> [Task requirements] Gather all lines from the material that contain "областной".

.....

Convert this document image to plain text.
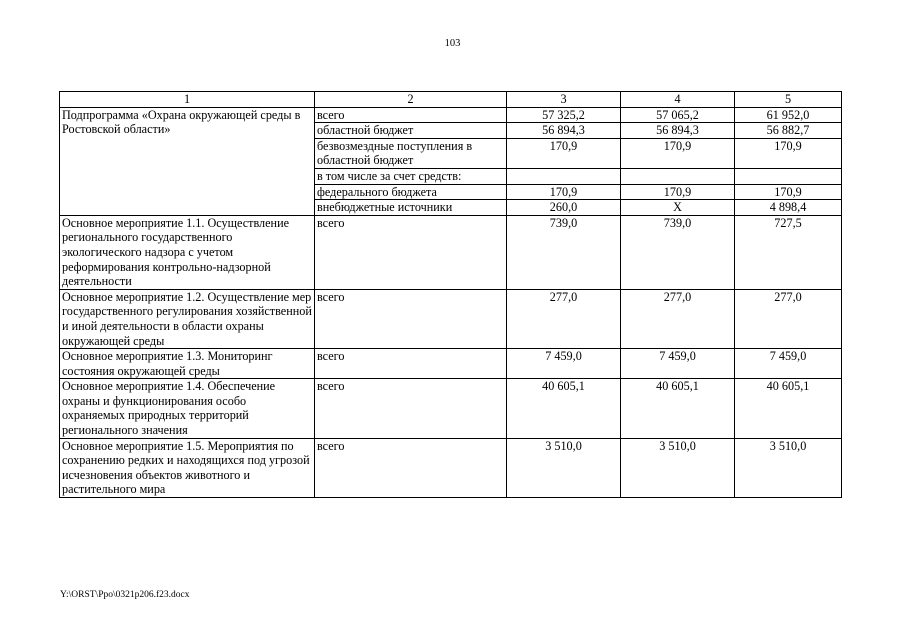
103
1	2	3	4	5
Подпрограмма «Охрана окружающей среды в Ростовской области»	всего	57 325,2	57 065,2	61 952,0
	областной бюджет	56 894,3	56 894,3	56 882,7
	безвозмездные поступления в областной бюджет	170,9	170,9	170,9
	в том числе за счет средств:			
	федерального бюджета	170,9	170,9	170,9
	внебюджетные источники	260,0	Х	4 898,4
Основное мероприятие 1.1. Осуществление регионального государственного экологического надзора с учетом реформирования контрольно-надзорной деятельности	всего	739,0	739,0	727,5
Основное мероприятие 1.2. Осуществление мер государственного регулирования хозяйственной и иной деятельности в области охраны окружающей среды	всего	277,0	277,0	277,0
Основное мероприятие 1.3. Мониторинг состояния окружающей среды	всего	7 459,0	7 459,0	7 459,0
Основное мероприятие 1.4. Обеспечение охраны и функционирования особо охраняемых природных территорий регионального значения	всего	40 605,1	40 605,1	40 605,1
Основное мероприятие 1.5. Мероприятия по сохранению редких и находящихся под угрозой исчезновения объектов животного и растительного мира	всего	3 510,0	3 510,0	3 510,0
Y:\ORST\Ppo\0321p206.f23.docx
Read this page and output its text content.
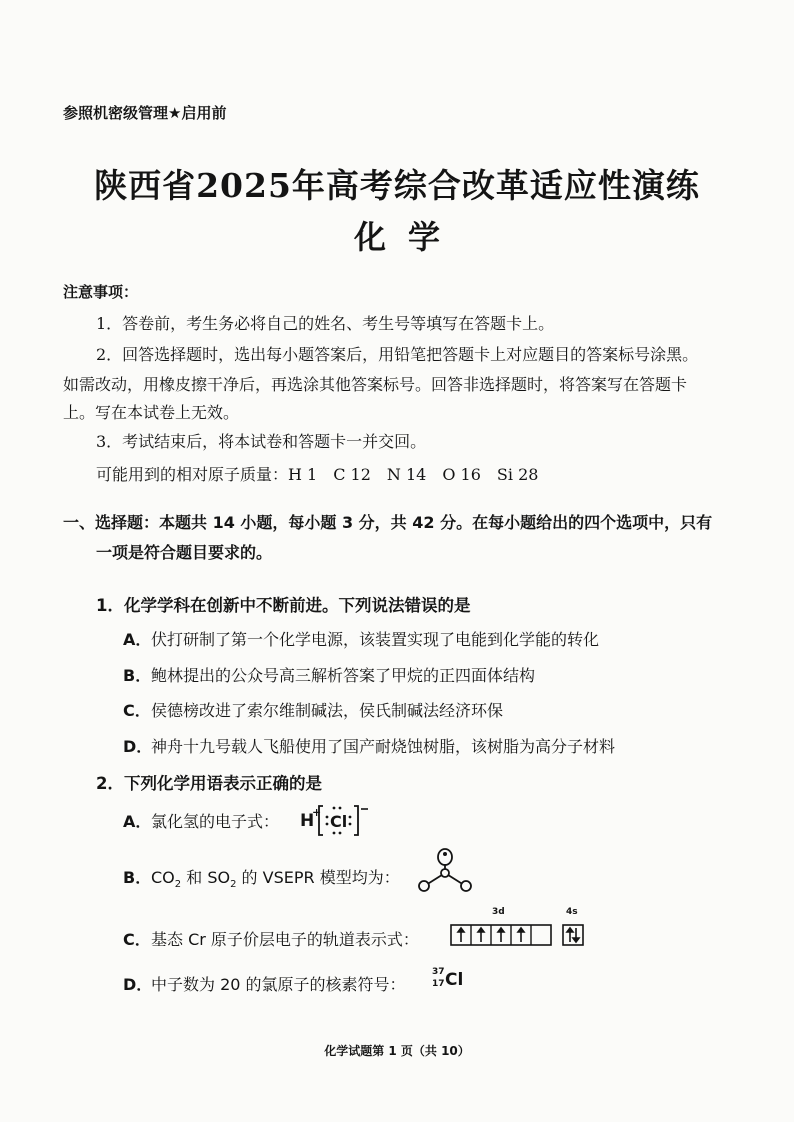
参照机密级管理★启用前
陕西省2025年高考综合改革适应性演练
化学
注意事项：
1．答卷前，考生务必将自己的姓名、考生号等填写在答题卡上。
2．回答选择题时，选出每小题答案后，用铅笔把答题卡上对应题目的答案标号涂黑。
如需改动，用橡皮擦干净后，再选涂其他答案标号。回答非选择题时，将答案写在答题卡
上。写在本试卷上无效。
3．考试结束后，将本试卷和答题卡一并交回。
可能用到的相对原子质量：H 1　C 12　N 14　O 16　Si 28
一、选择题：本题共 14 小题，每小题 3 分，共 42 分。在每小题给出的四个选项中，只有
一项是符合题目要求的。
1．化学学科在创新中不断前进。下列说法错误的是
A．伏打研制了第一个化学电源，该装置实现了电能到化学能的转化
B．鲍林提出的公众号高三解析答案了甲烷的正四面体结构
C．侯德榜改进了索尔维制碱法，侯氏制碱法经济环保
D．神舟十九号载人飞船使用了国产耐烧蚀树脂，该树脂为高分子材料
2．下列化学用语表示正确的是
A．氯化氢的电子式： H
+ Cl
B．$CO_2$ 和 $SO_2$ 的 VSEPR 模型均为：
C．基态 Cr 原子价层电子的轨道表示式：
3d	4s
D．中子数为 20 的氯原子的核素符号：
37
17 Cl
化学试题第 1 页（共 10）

.....

> [Result for this exercise]
	областной бюджет	56 894,3	56 894,3	56 882,7
	безвозмездные поступления в областной бюджет	170,9	170,9	170,9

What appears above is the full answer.